### Job
Give the number of lines in the data that hold the string "screenshot". Nothing else is needed.

### Dataset listings of figures
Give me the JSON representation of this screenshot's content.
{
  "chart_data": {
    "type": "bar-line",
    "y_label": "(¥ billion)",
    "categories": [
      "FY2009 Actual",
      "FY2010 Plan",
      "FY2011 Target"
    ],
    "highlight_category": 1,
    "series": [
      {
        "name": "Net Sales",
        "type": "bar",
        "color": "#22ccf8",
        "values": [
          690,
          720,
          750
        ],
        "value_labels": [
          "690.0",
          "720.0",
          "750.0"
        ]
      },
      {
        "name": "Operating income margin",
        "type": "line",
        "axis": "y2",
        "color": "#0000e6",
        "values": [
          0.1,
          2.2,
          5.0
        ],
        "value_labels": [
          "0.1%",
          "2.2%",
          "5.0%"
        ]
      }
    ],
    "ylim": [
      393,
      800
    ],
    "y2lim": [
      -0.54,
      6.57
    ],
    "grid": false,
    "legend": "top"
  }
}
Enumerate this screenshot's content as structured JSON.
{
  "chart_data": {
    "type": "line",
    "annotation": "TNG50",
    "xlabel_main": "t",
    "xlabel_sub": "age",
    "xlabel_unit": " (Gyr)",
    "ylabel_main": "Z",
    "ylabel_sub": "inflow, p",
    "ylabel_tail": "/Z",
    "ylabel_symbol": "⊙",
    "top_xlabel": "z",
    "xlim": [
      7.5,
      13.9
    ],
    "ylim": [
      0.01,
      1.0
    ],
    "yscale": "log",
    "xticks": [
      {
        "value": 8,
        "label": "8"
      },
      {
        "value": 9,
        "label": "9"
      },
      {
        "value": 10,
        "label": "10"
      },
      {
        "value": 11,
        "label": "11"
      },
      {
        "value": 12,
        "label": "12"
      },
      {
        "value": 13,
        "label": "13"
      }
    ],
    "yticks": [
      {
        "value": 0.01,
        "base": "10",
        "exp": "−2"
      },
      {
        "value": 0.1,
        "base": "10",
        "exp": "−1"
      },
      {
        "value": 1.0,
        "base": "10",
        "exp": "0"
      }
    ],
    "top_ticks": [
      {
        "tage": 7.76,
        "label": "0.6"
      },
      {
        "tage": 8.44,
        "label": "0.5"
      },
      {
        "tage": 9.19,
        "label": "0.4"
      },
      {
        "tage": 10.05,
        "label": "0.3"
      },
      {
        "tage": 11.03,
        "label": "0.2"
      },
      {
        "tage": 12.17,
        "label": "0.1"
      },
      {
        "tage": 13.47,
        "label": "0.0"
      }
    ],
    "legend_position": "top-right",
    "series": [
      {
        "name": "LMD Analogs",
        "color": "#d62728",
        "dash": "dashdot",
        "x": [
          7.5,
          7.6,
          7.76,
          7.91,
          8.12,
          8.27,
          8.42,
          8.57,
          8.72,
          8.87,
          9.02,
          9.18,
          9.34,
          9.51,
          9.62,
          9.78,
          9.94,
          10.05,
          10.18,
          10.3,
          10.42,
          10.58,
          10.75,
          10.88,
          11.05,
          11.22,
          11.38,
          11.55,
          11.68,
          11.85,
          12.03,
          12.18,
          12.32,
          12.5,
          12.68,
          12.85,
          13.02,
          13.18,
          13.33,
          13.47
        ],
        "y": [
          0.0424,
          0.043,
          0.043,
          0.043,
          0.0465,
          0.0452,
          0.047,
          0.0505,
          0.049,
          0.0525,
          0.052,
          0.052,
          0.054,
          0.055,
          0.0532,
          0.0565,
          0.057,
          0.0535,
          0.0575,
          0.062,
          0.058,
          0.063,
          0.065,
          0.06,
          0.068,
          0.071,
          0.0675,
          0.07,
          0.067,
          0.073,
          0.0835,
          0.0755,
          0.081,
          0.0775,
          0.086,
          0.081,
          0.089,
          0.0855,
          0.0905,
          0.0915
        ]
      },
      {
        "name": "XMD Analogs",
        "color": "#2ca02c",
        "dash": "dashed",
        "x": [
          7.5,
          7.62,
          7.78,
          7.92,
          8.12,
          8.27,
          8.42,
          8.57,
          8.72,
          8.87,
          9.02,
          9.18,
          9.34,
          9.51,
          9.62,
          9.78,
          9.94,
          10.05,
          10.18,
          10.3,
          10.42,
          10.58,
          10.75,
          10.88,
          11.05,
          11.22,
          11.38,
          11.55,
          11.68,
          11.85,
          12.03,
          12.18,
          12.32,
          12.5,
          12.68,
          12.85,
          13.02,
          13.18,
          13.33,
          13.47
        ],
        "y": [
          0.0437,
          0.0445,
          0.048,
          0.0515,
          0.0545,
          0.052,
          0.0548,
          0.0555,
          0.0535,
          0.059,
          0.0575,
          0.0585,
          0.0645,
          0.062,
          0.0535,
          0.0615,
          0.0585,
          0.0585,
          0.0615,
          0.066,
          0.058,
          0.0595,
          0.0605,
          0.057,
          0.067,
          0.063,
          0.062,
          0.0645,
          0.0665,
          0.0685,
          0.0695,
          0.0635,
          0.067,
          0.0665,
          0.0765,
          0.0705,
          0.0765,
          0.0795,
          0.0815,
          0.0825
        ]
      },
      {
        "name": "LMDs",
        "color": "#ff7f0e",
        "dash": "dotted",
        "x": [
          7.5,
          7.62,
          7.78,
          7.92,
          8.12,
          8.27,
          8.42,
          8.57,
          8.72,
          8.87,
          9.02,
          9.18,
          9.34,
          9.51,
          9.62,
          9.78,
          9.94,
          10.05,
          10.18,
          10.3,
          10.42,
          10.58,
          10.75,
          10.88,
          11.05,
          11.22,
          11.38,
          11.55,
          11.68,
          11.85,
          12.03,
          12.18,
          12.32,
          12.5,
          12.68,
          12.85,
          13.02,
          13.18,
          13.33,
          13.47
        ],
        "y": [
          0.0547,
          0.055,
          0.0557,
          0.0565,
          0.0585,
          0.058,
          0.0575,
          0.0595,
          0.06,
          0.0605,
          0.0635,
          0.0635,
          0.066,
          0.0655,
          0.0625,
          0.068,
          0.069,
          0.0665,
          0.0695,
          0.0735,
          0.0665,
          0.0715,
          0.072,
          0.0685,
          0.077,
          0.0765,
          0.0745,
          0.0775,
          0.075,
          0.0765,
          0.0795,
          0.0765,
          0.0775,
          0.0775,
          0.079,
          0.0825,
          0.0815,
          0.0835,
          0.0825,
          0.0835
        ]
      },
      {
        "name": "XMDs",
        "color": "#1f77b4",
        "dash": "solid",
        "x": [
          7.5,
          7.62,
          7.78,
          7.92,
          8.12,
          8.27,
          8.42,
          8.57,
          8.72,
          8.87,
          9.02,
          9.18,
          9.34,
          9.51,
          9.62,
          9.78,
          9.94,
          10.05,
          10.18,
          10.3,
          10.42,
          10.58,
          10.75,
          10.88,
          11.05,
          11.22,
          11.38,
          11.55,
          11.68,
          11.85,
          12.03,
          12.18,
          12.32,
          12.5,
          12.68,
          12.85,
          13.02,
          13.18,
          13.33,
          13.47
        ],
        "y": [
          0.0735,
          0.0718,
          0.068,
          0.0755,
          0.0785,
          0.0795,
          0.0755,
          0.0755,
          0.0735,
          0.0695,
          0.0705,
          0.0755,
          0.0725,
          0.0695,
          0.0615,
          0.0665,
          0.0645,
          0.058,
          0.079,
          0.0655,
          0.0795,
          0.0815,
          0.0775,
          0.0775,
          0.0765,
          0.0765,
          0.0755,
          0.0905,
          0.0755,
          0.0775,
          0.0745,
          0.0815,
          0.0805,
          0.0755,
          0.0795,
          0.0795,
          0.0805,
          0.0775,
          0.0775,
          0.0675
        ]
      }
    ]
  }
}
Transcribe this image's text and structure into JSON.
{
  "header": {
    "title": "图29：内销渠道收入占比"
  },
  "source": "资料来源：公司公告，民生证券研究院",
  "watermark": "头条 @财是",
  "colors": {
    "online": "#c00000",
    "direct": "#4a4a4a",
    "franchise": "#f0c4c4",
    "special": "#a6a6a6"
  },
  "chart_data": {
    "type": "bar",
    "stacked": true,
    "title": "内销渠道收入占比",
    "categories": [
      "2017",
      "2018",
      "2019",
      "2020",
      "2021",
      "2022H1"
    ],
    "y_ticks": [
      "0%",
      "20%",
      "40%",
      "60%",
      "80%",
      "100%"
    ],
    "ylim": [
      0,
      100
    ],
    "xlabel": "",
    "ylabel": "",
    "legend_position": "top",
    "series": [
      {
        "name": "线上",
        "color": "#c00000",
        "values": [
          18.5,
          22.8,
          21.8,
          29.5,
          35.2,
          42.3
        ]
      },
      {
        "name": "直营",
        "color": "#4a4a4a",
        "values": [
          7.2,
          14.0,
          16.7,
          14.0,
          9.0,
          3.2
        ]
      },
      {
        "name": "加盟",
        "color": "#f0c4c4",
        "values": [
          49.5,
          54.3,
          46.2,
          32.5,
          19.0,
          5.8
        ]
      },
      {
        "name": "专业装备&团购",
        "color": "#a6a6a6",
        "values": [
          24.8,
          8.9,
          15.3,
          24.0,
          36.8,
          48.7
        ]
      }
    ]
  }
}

### Written answer
2